◆ Objective ◆
Print out each record below, unaltered and complete, without its images.

◆ Record extracts ◆
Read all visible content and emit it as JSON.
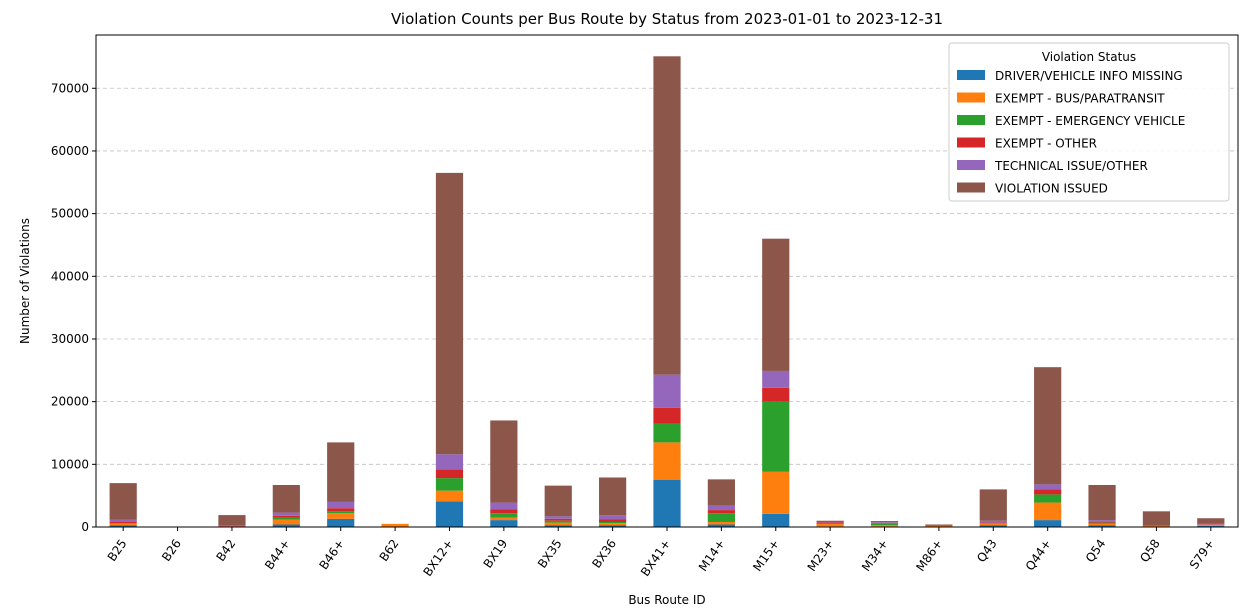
{
  "chart_data": {
    "type": "bar",
    "stacked": true,
    "title": "Violation Counts per Bus Route by Status from 2023-01-01 to 2023-12-31",
    "xlabel": "Bus Route ID",
    "ylabel": "Number of Violations",
    "ylim": [
      0,
      78500
    ],
    "yticks": [
      0,
      10000,
      20000,
      30000,
      40000,
      50000,
      60000,
      70000
    ],
    "grid": "y-dashed",
    "legend_title": "Violation Status",
    "legend_position": "top-right",
    "categories": [
      "B25",
      "B26",
      "B42",
      "B44+",
      "B46+",
      "B62",
      "BX12+",
      "BX19",
      "BX35",
      "BX36",
      "BX41+",
      "M14+",
      "M15+",
      "M23+",
      "M34+",
      "M86+",
      "Q43",
      "Q44+",
      "Q54",
      "Q58",
      "S79+"
    ],
    "series": [
      {
        "name": "DRIVER/VEHICLE INFO MISSING",
        "color": "#1f77b4",
        "values": [
          300,
          0,
          50,
          400,
          1300,
          0,
          4100,
          1100,
          300,
          300,
          7500,
          400,
          2100,
          100,
          100,
          50,
          300,
          1100,
          300,
          50,
          200
        ]
      },
      {
        "name": "EXEMPT - BUS/PARATRANSIT",
        "color": "#ff7f0e",
        "values": [
          200,
          0,
          50,
          800,
          900,
          500,
          1700,
          400,
          400,
          300,
          6000,
          400,
          6700,
          400,
          200,
          100,
          200,
          2800,
          200,
          100,
          100
        ]
      },
      {
        "name": "EXEMPT - EMERGENCY VEHICLE",
        "color": "#2ca02c",
        "values": [
          100,
          0,
          0,
          300,
          300,
          0,
          2000,
          700,
          300,
          200,
          3000,
          1400,
          11200,
          50,
          300,
          0,
          100,
          1300,
          200,
          0,
          50
        ]
      },
      {
        "name": "EXEMPT - OTHER",
        "color": "#d62728",
        "values": [
          200,
          0,
          50,
          300,
          500,
          0,
          1400,
          600,
          300,
          400,
          2500,
          500,
          2200,
          200,
          50,
          50,
          100,
          800,
          100,
          100,
          100
        ]
      },
      {
        "name": "TECHNICAL ISSUE/OTHER",
        "color": "#9467bd",
        "values": [
          400,
          0,
          50,
          500,
          1000,
          0,
          2400,
          1100,
          400,
          700,
          5300,
          700,
          2700,
          50,
          100,
          0,
          300,
          800,
          300,
          50,
          50
        ]
      },
      {
        "name": "VIOLATION ISSUED",
        "color": "#8c564b",
        "values": [
          5800,
          0,
          1700,
          4400,
          9500,
          0,
          44900,
          13100,
          4900,
          6000,
          50800,
          4200,
          21100,
          200,
          200,
          200,
          5000,
          18700,
          5600,
          2200,
          900
        ]
      }
    ]
  }
}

◆ Finished task ◆
Read all visible content and emit it as JSON.
{
  "chart_data": {
    "type": "bar",
    "stacked": true,
    "title": "Violation Counts per Bus Route by Status from 2023-01-01 to 2023-12-31",
    "xlabel": "Bus Route ID",
    "ylabel": "Number of Violations",
    "ylim": [
      0,
      78500
    ],
    "yticks": [
      0,
      10000,
      20000,
      30000,
      40000,
      50000,
      60000,
      70000
    ],
    "grid": "y-dashed",
    "legend_title": "Violation Status",
    "legend_position": "top-right",
    "categories": [
      "B25",
      "B26",
      "B42",
      "B44+",
      "B46+",
      "B62",
      "BX12+",
      "BX19",
      "BX35",
      "BX36",
      "BX41+",
      "M14+",
      "M15+",
      "M23+",
      "M34+",
      "M86+",
      "Q43",
      "Q44+",
      "Q54",
      "Q58",
      "S79+"
    ],
    "series": [
      {
        "name": "DRIVER/VEHICLE INFO MISSING",
        "color": "#1f77b4",
        "values": [
          300,
          0,
          50,
          400,
          1300,
          0,
          4100,
          1100,
          300,
          300,
          7500,
          400,
          2100,
          100,
          100,
          50,
          300,
          1100,
          300,
          50,
          200
        ]
      },
      {
        "name": "EXEMPT - BUS/PARATRANSIT",
        "color": "#ff7f0e",
        "values": [
          200,
          0,
          50,
          800,
          900,
          500,
          1700,
          400,
          400,
          300,
          6000,
          400,
          6700,
          400,
          200,
          100,
          200,
          2800,
          200,
          100,
          100
        ]
      },
      {
        "name": "EXEMPT - EMERGENCY VEHICLE",
        "color": "#2ca02c",
        "values": [
          100,
          0,
          0,
          300,
          300,
          0,
          2000,
          700,
          300,
          200,
          3000,
          1400,
          11200,
          50,
          300,
          0,
          100,
          1300,
          200,
          0,
          50
        ]
      },
      {
        "name": "EXEMPT - OTHER",
        "color": "#d62728",
        "values": [
          200,
          0,
          50,
          300,
          500,
          0,
          1400,
          600,
          300,
          400,
          2500,
          500,
          2200,
          200,
          50,
          50,
          100,
          800,
          100,
          100,
          100
        ]
      },
      {
        "name": "TECHNICAL ISSUE/OTHER",
        "color": "#9467bd",
        "values": [
          400,
          0,
          50,
          500,
          1000,
          0,
          2400,
          1100,
          400,
          700,
          5300,
          700,
          2700,
          50,
          100,
          0,
          300,
          800,
          300,
          50,
          50
        ]
      },
      {
        "name": "VIOLATION ISSUED",
        "color": "#8c564b",
        "values": [
          5800,
          0,
          1700,
          4400,
          9500,
          0,
          44900,
          13100,
          4900,
          6000,
          50800,
          4200,
          21100,
          200,
          200,
          200,
          5000,
          18700,
          5600,
          2200,
          900
        ]
      }
    ]
  }
}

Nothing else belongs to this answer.